Tally the lines in the following entries that include the word "University"; state only the total.

Material to process
-----

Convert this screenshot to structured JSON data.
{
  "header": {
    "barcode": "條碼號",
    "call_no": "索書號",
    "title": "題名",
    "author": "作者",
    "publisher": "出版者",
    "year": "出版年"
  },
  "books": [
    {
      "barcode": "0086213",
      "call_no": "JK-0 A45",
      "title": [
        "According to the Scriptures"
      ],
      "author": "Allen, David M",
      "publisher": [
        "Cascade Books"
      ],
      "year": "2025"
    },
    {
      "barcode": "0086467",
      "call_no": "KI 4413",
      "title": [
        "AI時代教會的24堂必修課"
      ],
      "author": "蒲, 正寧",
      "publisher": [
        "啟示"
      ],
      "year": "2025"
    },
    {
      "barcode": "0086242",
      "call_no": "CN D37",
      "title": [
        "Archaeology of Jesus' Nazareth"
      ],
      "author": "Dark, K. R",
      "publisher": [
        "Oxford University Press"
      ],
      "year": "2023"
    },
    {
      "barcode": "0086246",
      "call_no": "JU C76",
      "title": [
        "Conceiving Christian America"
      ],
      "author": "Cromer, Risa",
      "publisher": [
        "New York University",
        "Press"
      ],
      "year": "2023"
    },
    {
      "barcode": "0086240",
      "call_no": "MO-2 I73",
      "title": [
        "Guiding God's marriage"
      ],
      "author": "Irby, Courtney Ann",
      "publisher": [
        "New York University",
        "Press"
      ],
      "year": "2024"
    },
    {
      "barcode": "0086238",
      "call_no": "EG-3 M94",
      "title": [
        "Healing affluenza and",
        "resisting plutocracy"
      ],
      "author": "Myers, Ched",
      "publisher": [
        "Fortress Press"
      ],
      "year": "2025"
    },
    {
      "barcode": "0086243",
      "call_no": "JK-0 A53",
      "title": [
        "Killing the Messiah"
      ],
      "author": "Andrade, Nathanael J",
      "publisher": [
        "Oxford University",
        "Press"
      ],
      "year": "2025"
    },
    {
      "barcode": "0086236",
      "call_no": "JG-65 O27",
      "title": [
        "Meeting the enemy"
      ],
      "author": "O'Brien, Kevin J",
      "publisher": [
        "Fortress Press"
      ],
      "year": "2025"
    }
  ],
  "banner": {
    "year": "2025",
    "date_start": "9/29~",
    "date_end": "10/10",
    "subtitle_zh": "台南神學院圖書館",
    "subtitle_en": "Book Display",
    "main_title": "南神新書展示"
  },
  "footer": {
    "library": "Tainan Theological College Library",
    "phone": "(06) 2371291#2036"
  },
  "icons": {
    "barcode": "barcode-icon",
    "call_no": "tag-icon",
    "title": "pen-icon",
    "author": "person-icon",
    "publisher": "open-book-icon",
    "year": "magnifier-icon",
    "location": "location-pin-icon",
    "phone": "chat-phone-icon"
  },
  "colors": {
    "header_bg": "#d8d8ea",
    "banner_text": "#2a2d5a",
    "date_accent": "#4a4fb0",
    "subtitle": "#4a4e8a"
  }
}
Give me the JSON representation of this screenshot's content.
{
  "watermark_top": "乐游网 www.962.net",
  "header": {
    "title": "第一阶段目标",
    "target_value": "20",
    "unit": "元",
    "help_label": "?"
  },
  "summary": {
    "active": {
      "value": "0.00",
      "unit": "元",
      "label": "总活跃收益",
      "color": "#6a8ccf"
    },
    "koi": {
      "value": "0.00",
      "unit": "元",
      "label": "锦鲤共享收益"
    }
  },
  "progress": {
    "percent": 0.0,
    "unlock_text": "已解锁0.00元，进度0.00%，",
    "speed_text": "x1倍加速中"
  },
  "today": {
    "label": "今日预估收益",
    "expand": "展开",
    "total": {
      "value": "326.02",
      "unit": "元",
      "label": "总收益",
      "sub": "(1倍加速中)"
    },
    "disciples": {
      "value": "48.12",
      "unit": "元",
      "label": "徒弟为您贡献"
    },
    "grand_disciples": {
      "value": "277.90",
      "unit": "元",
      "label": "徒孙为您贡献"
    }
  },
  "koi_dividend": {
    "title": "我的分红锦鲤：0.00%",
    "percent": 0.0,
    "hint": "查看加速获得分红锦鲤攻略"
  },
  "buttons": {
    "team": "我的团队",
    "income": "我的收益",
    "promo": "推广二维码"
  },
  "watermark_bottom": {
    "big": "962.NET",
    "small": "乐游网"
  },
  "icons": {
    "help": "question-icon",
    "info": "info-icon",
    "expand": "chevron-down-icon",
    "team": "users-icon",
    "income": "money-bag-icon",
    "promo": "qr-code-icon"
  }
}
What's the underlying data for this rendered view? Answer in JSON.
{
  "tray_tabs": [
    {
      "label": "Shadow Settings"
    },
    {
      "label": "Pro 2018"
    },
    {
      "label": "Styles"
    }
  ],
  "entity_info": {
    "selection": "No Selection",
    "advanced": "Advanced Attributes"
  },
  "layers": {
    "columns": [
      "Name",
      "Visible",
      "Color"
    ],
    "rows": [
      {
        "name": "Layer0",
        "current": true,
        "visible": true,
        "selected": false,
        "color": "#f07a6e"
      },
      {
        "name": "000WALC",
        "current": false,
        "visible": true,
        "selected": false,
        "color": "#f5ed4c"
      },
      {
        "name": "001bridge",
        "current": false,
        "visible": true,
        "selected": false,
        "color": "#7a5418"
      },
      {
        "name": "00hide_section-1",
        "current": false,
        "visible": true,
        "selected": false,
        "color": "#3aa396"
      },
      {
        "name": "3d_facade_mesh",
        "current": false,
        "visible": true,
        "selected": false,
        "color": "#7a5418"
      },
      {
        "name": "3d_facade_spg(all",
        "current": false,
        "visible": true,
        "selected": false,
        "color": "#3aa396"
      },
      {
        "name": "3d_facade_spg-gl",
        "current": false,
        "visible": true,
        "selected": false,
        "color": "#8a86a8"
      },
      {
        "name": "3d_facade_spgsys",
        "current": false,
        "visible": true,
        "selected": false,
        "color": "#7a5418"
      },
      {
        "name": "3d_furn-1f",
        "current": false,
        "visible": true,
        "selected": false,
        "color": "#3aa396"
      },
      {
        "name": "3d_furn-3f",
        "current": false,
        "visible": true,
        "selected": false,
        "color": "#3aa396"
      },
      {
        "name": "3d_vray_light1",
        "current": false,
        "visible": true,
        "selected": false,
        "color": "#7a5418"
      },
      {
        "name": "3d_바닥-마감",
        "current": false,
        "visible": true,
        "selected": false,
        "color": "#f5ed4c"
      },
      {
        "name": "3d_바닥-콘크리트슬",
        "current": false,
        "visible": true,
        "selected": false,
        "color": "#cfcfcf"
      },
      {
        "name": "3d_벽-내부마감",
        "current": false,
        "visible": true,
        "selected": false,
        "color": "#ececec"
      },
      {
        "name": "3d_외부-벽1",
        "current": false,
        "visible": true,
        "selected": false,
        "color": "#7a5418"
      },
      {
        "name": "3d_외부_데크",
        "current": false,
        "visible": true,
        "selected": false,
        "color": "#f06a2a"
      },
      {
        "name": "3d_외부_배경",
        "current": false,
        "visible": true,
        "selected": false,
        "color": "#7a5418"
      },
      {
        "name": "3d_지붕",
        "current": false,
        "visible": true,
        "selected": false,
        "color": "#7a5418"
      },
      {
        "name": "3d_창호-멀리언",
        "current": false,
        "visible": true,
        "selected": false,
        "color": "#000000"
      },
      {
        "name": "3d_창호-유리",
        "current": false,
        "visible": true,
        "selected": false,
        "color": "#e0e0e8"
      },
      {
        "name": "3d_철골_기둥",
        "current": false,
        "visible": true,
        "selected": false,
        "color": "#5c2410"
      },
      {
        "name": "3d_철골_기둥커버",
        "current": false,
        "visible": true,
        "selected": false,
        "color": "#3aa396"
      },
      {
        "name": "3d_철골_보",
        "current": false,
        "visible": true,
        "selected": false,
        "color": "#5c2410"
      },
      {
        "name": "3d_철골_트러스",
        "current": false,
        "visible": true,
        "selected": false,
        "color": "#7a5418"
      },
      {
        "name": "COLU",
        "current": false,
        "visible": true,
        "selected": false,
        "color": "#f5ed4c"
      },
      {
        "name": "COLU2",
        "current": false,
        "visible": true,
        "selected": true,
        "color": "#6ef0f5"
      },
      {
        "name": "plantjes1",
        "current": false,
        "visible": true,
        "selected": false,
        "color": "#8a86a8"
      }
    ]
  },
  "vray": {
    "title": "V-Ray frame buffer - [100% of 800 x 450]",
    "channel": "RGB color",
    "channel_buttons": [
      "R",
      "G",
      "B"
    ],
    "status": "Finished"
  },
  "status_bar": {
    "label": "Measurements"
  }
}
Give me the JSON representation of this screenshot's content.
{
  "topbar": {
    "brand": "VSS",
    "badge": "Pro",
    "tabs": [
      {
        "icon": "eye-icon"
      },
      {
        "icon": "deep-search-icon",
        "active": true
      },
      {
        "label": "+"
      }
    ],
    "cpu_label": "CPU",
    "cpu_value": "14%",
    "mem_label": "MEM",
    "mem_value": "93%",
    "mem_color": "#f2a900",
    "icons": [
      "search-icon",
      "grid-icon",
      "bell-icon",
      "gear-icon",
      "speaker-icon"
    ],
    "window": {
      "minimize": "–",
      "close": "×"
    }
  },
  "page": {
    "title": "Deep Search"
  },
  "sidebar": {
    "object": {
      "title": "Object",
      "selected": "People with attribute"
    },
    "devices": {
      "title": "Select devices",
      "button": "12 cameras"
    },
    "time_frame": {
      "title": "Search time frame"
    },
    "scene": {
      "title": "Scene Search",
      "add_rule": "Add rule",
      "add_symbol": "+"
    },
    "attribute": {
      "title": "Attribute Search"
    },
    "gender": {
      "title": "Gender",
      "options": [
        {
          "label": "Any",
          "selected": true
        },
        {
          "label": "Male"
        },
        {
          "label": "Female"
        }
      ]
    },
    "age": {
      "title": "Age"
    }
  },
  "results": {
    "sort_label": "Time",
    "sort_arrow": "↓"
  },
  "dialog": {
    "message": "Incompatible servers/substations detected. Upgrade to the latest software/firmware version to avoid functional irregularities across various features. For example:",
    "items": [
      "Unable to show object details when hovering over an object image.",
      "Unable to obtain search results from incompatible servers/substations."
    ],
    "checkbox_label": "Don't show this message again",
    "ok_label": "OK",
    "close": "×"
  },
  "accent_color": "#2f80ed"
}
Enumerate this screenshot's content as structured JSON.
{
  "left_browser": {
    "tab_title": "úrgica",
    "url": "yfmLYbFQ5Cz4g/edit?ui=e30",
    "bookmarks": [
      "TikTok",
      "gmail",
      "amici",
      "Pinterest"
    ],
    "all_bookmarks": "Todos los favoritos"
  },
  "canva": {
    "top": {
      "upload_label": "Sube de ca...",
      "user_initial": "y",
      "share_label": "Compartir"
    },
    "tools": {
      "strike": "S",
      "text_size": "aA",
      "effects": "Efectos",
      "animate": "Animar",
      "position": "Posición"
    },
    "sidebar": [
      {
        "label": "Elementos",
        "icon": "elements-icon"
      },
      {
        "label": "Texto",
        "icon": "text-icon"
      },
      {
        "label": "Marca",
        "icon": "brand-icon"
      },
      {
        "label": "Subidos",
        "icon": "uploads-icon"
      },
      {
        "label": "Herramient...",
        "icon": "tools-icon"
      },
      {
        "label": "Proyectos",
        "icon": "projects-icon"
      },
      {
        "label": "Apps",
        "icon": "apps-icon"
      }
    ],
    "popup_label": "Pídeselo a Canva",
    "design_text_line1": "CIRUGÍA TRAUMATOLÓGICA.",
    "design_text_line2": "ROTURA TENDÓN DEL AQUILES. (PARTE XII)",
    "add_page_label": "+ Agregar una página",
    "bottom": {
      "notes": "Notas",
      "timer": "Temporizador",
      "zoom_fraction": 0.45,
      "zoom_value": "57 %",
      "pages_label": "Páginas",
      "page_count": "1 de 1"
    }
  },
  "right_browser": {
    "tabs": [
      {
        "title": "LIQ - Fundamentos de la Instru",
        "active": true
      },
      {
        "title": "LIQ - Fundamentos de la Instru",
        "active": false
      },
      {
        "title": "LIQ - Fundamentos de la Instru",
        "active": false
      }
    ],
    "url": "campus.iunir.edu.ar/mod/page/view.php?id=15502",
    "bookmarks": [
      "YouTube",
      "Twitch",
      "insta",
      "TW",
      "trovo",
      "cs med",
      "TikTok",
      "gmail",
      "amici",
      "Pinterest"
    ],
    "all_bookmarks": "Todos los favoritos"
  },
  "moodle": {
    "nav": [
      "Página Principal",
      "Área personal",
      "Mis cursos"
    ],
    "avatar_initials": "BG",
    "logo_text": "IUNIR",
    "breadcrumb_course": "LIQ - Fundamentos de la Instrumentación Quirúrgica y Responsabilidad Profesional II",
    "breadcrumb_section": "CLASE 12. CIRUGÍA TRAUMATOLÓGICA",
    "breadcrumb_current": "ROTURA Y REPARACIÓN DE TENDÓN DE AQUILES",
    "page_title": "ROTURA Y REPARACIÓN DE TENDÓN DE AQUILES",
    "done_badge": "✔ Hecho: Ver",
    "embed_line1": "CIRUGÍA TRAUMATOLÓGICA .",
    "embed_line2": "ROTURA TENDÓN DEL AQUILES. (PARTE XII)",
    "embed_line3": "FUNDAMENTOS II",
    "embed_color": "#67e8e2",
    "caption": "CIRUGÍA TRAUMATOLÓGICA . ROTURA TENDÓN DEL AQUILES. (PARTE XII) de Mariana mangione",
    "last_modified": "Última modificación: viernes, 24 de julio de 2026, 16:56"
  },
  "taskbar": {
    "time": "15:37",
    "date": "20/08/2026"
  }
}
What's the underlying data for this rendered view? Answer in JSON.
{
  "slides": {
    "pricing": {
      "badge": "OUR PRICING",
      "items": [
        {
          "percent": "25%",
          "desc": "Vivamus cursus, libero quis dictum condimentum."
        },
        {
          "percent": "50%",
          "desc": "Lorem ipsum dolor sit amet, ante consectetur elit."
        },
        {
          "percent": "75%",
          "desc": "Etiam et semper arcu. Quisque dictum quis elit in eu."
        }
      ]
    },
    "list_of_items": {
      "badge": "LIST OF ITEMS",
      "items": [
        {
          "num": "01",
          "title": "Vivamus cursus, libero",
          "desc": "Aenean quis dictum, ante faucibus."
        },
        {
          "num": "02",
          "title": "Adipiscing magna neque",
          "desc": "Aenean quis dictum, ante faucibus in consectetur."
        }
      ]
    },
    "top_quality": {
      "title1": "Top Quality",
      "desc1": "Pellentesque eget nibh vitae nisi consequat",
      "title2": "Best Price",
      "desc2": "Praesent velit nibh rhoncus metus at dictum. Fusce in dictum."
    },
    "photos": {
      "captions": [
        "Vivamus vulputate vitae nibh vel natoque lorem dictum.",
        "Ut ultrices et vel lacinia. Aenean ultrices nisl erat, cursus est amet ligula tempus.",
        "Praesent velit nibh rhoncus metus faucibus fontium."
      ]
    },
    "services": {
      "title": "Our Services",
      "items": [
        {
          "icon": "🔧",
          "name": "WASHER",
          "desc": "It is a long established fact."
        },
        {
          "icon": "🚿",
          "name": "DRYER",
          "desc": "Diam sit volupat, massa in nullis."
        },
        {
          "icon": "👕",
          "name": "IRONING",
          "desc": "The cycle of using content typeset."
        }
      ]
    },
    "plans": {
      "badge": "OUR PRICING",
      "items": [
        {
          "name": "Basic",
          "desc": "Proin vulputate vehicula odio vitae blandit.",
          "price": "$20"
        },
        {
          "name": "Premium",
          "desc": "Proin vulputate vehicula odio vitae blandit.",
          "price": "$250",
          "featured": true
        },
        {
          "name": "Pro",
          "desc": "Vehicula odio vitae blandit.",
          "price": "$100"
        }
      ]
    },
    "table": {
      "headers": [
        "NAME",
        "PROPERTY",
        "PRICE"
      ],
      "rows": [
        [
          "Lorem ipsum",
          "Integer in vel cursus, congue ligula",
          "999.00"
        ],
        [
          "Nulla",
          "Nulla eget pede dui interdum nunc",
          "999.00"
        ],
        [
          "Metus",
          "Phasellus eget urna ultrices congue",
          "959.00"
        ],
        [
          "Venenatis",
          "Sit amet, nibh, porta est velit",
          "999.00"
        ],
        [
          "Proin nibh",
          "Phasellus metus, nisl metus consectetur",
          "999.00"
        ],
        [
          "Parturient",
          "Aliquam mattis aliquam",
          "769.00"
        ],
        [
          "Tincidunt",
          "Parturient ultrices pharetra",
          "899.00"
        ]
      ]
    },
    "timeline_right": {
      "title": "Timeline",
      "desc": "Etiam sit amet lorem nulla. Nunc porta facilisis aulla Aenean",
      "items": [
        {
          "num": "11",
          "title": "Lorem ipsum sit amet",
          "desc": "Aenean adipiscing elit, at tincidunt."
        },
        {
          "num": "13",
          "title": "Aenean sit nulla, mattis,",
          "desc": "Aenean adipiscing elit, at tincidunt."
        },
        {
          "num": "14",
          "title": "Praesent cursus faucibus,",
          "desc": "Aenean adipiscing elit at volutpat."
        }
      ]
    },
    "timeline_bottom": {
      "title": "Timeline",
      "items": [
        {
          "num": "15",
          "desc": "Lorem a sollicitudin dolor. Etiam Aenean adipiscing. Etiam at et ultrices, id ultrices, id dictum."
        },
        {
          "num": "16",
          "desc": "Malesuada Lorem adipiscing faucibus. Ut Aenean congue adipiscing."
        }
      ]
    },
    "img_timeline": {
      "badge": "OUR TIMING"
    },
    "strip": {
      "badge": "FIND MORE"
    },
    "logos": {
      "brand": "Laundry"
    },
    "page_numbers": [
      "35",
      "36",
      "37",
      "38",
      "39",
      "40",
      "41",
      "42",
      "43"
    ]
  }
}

-----

Solved problem
4